* TASK BRIEF
Count the lines below that contain the word "kena" and give only the number.

* MATERIAL FOR THE TASK
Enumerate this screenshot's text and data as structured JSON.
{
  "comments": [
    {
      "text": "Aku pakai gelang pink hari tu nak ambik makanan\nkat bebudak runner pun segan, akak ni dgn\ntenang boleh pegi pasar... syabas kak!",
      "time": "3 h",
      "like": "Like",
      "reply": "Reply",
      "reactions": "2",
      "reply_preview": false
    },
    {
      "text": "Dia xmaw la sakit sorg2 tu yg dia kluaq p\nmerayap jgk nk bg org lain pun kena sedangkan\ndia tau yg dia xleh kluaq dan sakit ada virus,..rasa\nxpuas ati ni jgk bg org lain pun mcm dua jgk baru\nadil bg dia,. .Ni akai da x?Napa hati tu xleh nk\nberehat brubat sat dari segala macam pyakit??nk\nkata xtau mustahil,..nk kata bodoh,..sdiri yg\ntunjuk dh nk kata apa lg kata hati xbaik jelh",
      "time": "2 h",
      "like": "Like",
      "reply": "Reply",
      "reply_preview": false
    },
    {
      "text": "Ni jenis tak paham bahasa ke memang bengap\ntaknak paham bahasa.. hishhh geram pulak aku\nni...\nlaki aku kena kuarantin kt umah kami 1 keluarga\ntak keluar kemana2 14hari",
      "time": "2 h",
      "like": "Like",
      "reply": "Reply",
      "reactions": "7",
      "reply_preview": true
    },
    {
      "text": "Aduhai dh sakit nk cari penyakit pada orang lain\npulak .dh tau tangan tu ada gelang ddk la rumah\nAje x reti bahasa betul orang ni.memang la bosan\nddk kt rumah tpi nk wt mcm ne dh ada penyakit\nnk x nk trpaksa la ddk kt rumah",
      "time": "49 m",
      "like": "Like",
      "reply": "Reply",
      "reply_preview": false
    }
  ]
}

* TASK RESULT
2